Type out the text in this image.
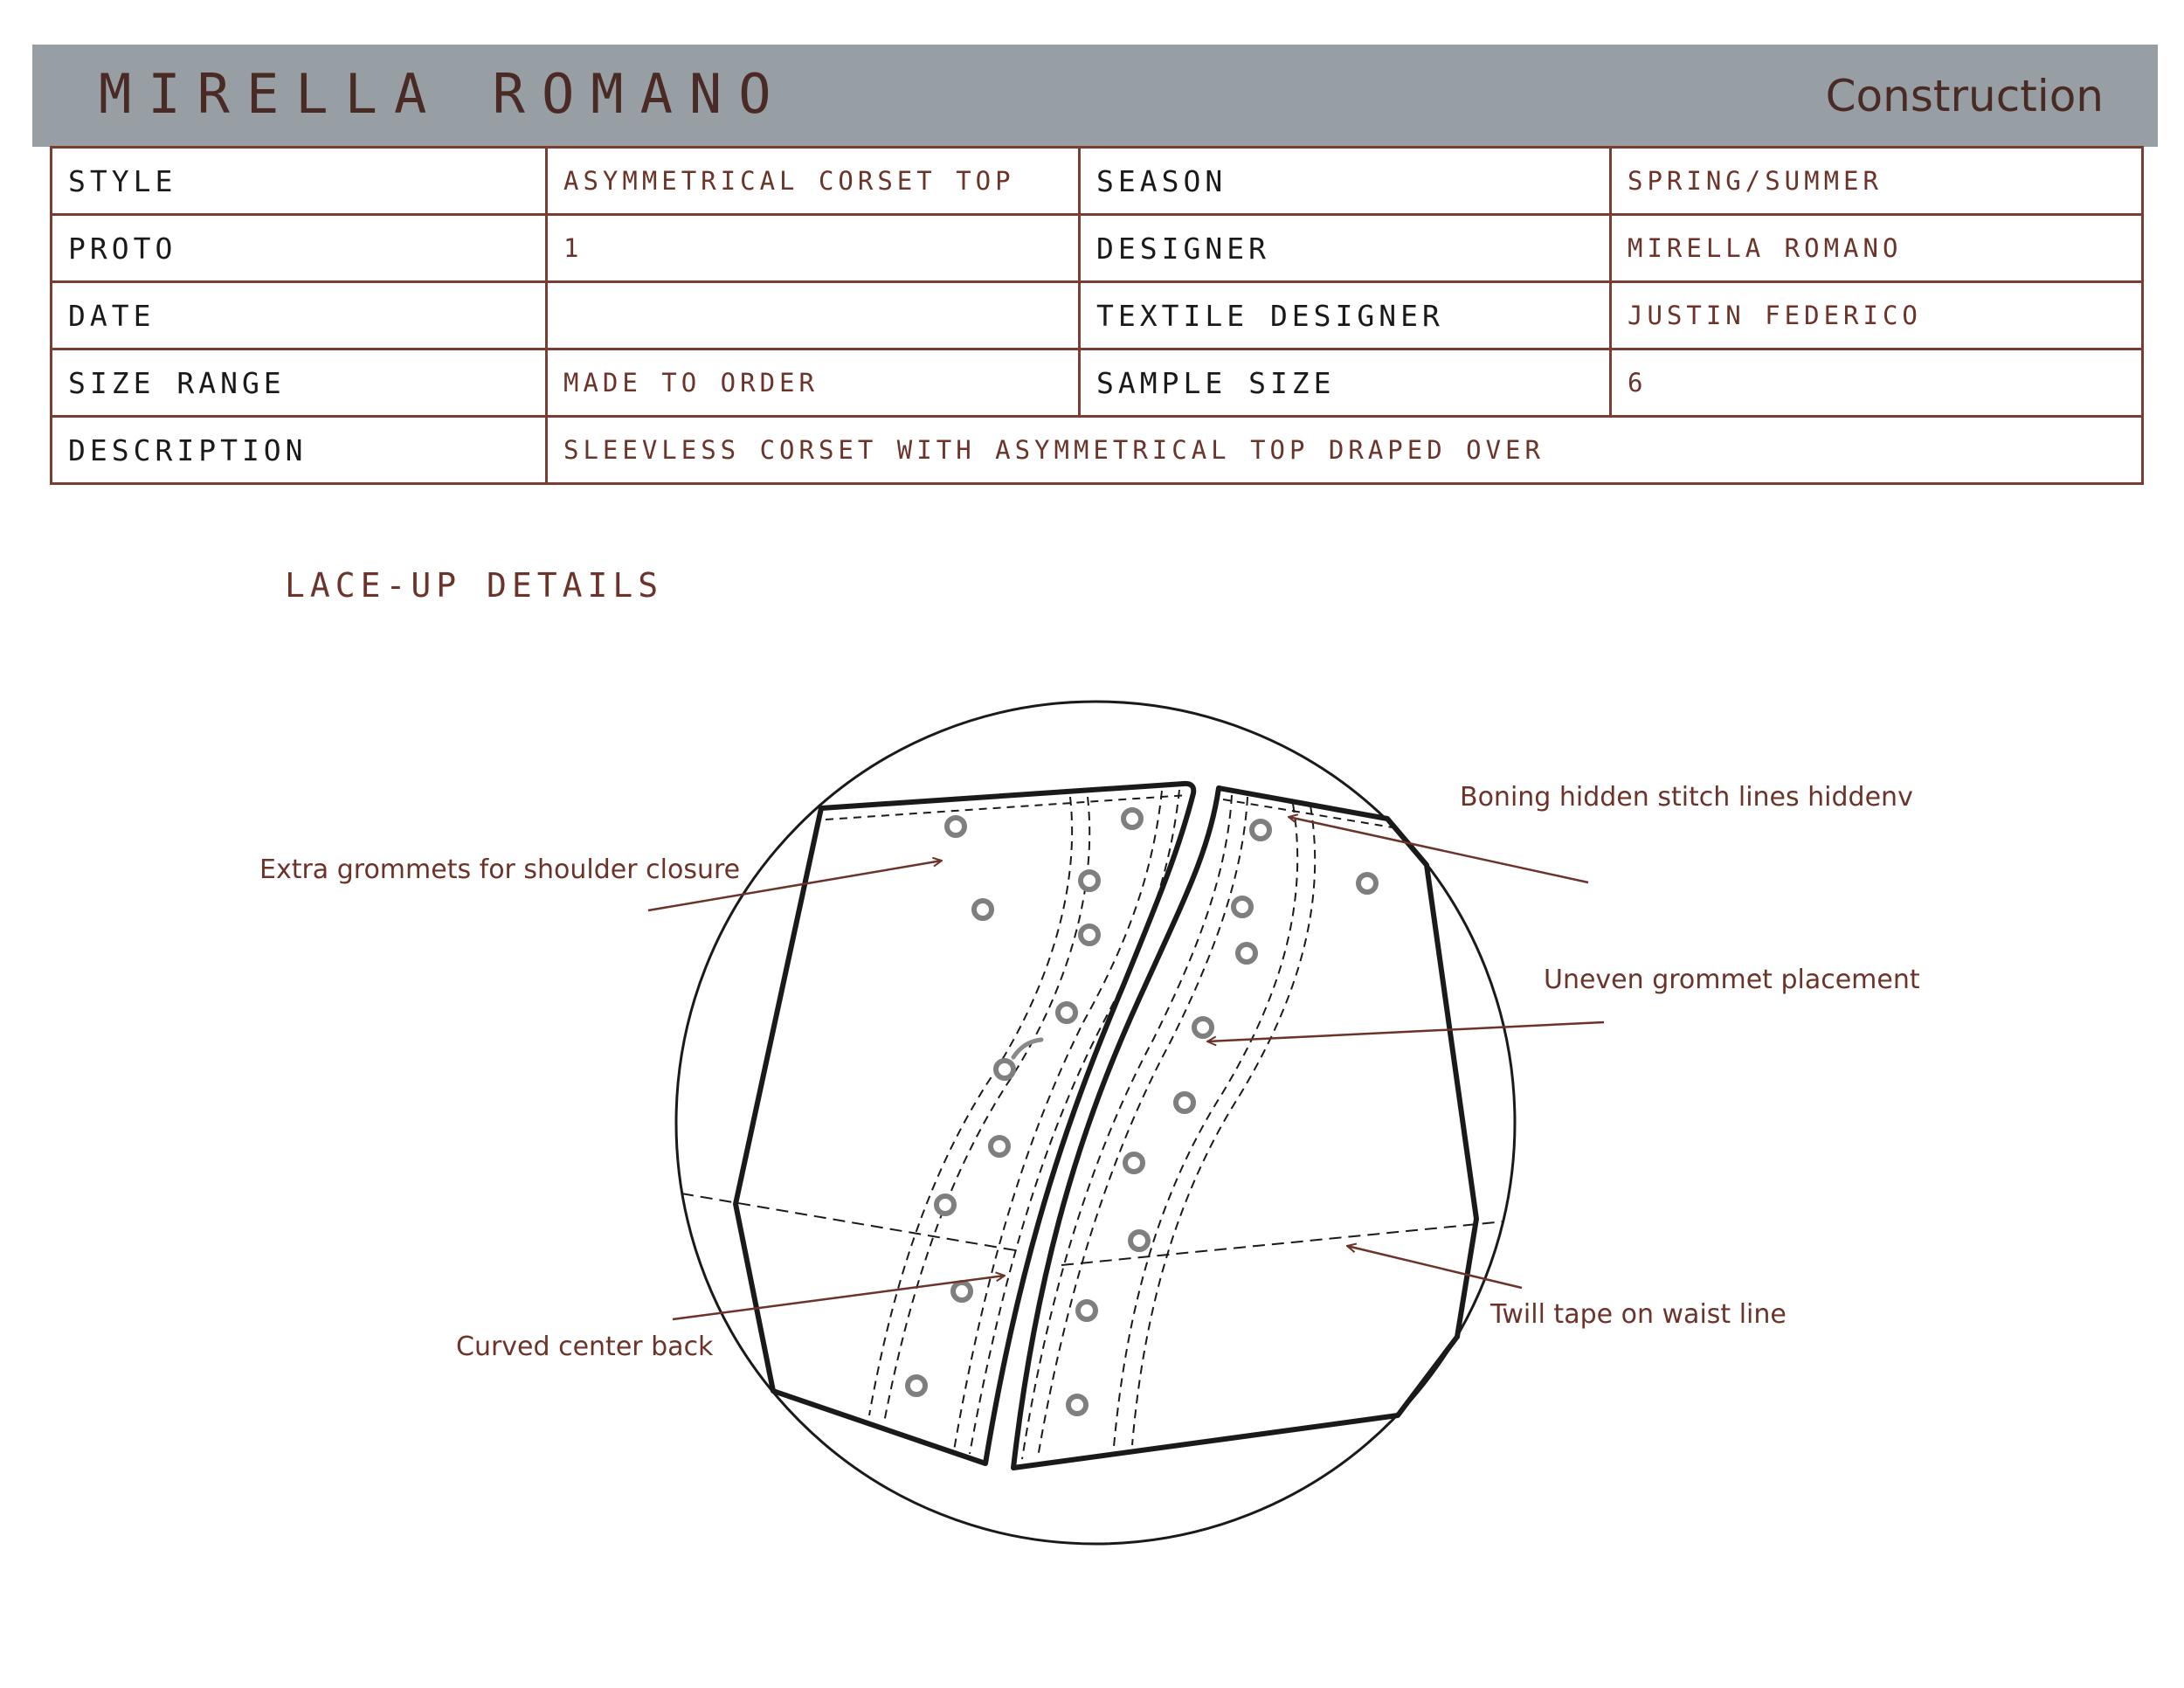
MIRELLA ROMANO	Construction
STYLE	ASYMMETRICAL CORSET TOP	SEASON	SPRING/SUMMER
PROTO	1	DESIGNER	MIRELLA ROMANO
DATE		TEXTILE DESIGNER	JUSTIN FEDERICO
SIZE RANGE	MADE TO ORDER	SAMPLE SIZE	6
DESCRIPTION	SLEEVLESS CORSET WITH ASYMMETRICAL TOP DRAPED OVER		
LACE-UP DETAILS
Extra grommets for shoulder closure
Boning hidden stitch lines hiddenv
Uneven grommet placement
Curved center back
Twill tape on waist line
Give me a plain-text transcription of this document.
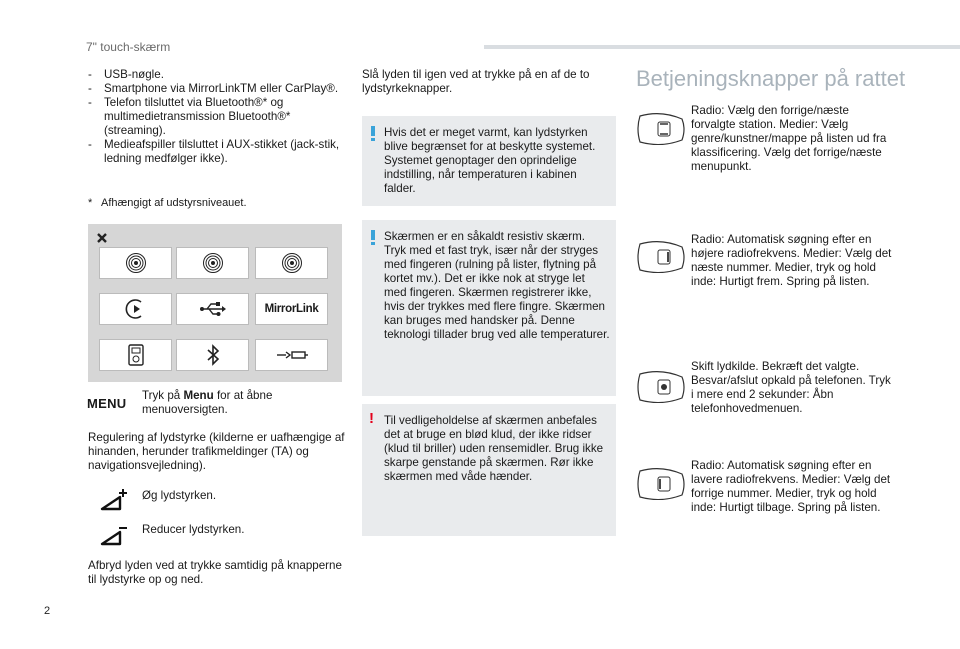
7" touch-skærm
-	USB-nøgle.
-	Smartphone via MirrorLinkTM eller CarPlay®.
-	Telefon tilsluttet via Bluetooth®* og multimedietransmission Bluetooth®* (streaming).
-	Medieafspiller tilsluttet i AUX-stikket (jack-stik, ledning medfølger ikke).
* Afhængigt af udstyrsniveauet.
MirrorLink
MENU
Tryk på Menu for at åbne menuoversigten.
Regulering af lydstyrke (kilderne er uafhængige af hinanden, herunder trafikmeldinger (TA) og navigationsvejledning).
Øg lydstyrken.
Reducer lydstyrken.
Afbryd lyden ved at trykke samtidig på knapperne til lydstyrke op og ned.
Slå lyden til igen ved at trykke på en af de to lydstyrkeknapper.
Hvis det er meget varmt, kan lydstyrken blive begrænset for at beskytte systemet. Systemet genoptager den oprindelige indstilling, når temperaturen i kabinen falder.
Skærmen er en såkaldt resistiv skærm. Tryk med et fast tryk, især når der stryges med fingeren (rulning på lister, flytning på kortet mv.). Det er ikke nok at stryge let med fingeren. Skærmen registrerer ikke, hvis der trykkes med flere fingre. Skærmen kan bruges med handsker på. Denne teknologi tillader brug ved alle temperaturer.
! Til vedligeholdelse af skærmen anbefales det at bruge en blød klud, der ikke ridser (klud til briller) uden rensemidler. Brug ikke skarpe genstande på skærmen. Rør ikke skærmen med våde hænder.
Betjeningsknapper på rattet
Radio: Vælg den forrige/næste forvalgte station. Medier: Vælg genre/kunstner/mappe på listen ud fra klassificering. Vælg det forrige/næste menupunkt.
Radio: Automatisk søgning efter en højere radiofrekvens. Medier: Vælg det næste nummer. Medier, tryk og hold inde: Hurtigt frem. Spring på listen.
Skift lydkilde. Bekræft det valgte. Besvar/afslut opkald på telefonen. Tryk i mere end 2 sekunder: Åbn telefonhovedmenuen.
Radio: Automatisk søgning efter en lavere radiofrekvens. Medier: Vælg det forrige nummer. Medier, tryk og hold inde: Hurtigt tilbage. Spring på listen.
2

◆ ◆ ◆

Scan the data above; copy every line where "lyden" appears.

Afbryd lyden ved at trykke samtidig på knapperne til lydstyrke op og ned.
Slå lyden til igen ved at trykke på en af de to lydstyrkeknapper.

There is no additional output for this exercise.